> **Dataset entries**

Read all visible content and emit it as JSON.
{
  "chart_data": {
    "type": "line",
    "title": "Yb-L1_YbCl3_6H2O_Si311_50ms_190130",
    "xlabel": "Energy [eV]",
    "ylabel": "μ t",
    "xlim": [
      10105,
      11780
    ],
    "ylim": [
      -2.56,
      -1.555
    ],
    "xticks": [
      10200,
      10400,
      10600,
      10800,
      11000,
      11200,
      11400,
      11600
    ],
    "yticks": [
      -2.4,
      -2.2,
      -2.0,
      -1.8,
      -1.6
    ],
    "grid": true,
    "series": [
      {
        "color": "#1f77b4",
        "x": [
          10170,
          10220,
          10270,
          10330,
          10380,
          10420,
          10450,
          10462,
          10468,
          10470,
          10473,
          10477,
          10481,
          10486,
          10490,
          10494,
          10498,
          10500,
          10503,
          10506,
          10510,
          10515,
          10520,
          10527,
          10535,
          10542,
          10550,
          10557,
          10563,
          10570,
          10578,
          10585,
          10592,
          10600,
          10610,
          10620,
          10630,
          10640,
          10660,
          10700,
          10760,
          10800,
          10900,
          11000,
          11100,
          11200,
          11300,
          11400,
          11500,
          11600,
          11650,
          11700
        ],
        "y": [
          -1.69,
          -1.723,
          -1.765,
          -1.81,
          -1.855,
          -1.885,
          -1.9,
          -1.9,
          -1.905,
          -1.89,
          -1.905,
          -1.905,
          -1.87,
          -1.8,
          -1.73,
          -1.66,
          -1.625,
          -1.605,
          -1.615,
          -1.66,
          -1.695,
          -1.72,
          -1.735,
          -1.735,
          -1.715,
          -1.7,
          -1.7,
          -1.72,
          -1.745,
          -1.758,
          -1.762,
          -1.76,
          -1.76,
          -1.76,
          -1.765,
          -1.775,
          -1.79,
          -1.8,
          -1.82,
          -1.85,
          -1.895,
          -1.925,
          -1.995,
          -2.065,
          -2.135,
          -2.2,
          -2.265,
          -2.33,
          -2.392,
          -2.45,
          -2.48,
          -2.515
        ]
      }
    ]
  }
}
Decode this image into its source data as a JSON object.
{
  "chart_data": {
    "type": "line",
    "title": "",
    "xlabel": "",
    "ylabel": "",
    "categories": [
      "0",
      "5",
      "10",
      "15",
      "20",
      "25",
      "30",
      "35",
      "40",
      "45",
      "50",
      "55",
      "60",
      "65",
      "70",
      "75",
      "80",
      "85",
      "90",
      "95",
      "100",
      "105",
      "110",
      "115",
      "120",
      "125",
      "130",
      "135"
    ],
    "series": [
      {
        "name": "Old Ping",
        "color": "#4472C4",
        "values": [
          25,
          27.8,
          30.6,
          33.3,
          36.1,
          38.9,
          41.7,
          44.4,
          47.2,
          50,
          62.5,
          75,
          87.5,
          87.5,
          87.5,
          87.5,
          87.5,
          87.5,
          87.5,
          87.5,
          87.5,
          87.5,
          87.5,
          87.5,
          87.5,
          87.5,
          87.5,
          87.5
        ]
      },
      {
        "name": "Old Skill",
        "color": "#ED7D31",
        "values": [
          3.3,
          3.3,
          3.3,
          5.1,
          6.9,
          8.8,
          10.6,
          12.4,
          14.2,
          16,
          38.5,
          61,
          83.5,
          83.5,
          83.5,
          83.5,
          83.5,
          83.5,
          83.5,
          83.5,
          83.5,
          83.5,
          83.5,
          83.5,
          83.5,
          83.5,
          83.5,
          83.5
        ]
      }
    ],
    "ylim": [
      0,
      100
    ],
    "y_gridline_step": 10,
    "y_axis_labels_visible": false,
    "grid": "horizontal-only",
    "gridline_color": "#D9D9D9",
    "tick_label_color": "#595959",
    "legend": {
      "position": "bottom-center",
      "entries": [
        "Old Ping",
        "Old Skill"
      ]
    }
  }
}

==

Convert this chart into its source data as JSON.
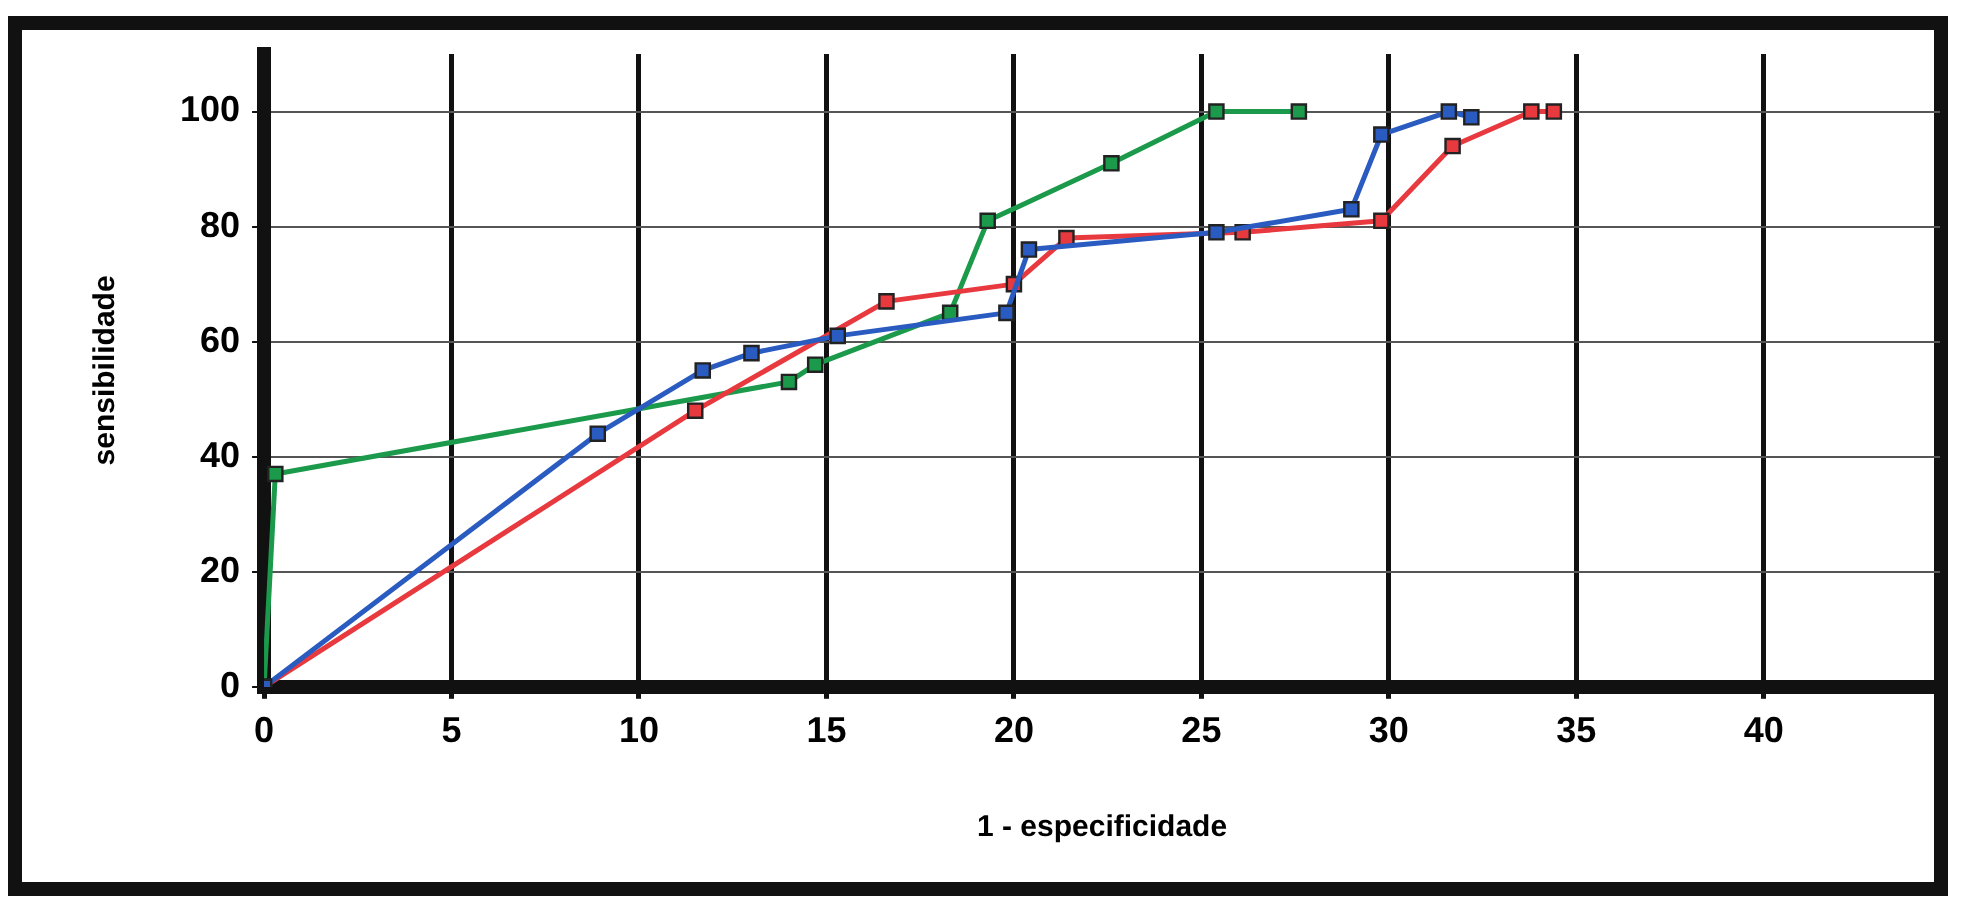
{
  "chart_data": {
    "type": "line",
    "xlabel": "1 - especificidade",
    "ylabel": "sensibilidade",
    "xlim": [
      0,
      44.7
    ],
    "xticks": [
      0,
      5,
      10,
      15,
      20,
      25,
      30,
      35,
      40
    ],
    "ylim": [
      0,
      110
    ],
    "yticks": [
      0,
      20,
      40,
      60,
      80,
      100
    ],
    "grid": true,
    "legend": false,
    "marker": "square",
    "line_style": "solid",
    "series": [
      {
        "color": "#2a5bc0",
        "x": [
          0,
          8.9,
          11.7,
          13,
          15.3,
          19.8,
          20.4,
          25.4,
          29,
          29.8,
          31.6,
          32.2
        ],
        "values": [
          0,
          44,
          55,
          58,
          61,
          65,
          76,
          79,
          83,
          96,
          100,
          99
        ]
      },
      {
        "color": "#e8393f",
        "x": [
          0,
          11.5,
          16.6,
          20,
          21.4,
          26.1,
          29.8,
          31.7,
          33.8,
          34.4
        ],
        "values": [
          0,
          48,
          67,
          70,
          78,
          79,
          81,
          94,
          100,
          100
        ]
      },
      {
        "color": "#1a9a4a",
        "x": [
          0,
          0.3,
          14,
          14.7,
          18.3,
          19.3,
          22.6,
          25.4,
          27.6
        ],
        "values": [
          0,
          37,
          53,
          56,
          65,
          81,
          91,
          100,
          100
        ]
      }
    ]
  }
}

...

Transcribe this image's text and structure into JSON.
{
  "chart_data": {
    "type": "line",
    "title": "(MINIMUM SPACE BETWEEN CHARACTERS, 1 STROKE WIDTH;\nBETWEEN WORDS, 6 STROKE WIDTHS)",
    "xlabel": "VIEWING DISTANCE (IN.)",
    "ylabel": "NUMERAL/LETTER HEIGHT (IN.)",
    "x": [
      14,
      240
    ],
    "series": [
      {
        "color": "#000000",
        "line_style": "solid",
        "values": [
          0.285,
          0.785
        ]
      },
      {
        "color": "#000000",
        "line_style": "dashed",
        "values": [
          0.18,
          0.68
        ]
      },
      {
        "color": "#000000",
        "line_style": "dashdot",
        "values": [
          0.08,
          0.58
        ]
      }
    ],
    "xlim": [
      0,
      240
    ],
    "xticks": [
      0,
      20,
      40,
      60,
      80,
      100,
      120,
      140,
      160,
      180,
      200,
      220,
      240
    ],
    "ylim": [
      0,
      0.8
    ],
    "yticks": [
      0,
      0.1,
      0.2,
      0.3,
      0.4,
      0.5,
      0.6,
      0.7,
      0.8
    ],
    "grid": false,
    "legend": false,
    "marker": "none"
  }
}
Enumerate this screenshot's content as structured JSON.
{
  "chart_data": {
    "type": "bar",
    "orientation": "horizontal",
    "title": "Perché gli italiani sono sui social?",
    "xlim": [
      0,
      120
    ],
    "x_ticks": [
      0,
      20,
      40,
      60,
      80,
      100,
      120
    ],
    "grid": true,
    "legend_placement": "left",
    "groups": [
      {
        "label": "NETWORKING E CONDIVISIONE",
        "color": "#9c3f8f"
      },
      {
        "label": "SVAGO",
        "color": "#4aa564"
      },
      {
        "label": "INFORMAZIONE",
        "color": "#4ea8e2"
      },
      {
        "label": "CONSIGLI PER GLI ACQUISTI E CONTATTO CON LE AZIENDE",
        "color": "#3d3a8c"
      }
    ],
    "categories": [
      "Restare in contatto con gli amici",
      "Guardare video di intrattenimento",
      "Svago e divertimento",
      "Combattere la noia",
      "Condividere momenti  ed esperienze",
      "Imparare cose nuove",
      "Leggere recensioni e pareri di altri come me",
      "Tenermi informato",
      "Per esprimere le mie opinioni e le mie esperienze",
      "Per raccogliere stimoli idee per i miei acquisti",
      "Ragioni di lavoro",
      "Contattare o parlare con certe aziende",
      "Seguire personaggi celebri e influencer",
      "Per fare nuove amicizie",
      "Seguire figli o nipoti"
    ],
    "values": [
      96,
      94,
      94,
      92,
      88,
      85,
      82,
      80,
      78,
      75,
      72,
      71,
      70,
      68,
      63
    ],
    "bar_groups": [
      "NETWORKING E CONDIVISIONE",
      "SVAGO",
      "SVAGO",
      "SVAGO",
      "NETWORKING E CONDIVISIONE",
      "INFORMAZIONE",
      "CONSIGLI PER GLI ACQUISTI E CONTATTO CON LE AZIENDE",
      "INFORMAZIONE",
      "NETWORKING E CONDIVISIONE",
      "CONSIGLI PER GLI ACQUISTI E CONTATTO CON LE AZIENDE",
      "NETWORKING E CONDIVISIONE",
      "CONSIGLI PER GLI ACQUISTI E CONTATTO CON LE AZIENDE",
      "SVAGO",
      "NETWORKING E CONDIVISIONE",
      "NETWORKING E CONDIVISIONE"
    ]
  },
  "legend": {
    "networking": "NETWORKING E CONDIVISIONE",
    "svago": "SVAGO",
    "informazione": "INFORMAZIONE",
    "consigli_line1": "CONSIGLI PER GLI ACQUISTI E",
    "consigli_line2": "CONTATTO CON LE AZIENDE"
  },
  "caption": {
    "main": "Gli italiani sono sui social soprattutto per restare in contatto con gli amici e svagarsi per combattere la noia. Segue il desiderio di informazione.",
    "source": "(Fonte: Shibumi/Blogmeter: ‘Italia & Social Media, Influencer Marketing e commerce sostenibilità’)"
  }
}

> **Written exercise**
Using the data above, copy each line that contains "noia".

> **Result of the exercise**
      "Combattere la noia",
    "main": "Gli italiani sono sui social soprattutto per restare in contatto con gli amici e svagarsi per combattere la noia. Segue il desiderio di informazione.",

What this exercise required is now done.